== WHAT IS BEING ASKED ==
Each line that holds the word "عليها" counts once; report the total and nothing else.

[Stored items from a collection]
++++++++

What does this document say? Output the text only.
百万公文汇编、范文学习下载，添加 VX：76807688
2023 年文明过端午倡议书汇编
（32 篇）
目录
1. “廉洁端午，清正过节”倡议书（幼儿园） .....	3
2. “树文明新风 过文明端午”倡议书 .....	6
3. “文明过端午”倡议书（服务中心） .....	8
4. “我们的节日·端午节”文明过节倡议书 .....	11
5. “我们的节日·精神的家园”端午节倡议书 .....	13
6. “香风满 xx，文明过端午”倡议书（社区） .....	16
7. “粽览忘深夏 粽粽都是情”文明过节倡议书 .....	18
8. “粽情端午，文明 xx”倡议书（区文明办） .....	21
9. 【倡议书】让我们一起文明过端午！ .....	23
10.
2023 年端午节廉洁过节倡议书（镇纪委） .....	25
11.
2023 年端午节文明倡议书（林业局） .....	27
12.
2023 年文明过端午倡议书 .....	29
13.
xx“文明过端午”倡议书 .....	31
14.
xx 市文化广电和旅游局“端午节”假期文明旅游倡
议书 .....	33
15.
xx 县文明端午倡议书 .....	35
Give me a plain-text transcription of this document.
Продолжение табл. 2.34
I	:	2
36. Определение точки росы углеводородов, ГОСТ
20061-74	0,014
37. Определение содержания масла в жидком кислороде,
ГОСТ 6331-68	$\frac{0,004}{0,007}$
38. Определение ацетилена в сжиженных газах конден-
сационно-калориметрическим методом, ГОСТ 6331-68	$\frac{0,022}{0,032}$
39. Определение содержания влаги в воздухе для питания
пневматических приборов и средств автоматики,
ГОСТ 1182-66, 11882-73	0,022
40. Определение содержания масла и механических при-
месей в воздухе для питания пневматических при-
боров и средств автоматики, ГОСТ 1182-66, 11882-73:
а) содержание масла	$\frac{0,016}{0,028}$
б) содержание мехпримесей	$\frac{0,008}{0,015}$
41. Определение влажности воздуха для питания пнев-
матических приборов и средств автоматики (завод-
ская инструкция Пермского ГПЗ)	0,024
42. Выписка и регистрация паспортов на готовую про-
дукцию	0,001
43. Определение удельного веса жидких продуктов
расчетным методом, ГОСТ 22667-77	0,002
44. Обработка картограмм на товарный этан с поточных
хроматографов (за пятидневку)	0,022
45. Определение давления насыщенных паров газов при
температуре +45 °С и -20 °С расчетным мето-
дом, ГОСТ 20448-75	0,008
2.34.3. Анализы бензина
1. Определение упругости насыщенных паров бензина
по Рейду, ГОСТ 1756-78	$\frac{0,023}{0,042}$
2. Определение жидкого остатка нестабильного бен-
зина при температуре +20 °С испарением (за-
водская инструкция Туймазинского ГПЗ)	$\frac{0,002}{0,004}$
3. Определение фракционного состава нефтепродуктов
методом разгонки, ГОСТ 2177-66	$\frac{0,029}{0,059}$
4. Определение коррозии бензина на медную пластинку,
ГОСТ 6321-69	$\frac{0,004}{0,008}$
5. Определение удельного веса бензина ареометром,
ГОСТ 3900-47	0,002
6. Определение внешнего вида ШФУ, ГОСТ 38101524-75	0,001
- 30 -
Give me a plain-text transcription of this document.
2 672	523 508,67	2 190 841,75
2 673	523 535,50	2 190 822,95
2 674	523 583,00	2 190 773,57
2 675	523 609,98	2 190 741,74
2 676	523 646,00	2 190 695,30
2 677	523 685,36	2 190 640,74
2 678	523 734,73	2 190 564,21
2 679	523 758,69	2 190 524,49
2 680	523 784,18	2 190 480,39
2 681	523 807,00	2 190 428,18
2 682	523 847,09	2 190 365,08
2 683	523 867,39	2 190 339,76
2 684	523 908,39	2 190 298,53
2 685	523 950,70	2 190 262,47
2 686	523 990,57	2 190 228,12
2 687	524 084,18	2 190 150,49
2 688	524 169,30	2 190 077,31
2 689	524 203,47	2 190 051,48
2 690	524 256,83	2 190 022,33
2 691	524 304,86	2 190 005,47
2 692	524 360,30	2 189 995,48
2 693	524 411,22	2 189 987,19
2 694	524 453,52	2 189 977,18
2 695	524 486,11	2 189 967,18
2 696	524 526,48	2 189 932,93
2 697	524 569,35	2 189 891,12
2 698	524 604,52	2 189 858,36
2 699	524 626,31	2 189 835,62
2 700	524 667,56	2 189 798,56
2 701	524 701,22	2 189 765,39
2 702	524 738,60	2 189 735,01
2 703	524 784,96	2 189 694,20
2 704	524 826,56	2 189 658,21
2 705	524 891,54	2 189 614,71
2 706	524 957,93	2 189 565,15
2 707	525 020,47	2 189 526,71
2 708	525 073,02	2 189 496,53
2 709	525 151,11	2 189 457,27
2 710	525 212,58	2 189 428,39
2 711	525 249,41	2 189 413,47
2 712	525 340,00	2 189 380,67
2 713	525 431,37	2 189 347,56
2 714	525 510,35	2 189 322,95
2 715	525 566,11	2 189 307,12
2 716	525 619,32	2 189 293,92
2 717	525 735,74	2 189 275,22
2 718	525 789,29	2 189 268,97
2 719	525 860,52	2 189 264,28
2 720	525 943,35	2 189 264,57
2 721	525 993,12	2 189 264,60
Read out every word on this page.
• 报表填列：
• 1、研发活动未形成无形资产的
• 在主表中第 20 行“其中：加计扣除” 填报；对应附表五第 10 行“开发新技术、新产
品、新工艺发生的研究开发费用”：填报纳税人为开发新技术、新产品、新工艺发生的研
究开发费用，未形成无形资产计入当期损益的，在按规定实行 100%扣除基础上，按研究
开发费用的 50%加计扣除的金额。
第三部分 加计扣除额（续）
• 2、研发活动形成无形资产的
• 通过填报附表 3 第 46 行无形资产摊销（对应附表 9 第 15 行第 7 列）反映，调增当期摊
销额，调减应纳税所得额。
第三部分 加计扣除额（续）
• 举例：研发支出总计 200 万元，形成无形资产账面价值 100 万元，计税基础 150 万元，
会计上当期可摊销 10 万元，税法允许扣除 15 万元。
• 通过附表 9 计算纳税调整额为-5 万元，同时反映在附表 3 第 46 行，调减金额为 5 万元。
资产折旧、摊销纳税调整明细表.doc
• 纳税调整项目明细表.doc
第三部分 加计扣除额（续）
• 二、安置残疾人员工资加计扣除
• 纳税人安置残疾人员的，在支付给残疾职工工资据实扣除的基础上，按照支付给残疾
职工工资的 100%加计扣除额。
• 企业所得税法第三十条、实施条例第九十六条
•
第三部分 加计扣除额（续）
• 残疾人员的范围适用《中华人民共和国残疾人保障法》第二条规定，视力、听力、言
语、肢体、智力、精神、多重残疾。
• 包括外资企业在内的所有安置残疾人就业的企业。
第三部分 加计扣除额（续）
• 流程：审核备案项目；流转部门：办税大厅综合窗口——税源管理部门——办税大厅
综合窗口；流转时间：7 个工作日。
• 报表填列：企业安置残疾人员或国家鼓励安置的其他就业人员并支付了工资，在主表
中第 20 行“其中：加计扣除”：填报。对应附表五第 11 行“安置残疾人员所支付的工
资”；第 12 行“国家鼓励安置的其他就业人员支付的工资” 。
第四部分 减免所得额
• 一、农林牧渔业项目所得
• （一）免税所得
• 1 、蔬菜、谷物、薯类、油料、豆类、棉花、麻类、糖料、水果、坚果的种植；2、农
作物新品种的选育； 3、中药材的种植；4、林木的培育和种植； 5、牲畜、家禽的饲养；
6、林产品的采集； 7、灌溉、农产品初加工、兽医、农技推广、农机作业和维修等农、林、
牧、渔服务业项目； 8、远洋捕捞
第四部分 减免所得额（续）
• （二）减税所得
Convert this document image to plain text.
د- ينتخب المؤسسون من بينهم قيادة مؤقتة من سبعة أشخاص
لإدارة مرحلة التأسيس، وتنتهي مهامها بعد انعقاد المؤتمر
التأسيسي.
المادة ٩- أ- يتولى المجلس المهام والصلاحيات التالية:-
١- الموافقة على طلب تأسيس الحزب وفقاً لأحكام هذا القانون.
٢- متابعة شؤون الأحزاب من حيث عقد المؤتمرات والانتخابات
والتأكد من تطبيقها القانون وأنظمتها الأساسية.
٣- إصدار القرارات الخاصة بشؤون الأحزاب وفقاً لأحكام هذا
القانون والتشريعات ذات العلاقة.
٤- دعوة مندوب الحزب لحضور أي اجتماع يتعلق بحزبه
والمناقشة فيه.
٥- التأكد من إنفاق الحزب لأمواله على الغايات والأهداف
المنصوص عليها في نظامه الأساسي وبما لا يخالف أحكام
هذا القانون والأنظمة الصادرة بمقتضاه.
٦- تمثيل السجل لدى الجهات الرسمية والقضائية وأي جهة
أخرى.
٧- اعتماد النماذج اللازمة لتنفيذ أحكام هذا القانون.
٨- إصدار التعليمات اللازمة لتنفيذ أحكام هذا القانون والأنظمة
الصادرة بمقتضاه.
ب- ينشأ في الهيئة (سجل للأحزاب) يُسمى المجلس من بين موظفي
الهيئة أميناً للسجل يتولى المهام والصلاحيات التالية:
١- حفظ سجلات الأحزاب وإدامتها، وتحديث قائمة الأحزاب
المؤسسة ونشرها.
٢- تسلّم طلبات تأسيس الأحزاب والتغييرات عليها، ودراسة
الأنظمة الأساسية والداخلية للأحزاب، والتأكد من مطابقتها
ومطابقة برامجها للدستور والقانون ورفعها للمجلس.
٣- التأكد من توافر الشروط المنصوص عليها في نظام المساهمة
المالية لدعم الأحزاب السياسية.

++++++++

== ANSWER FOR THE TASK ==
3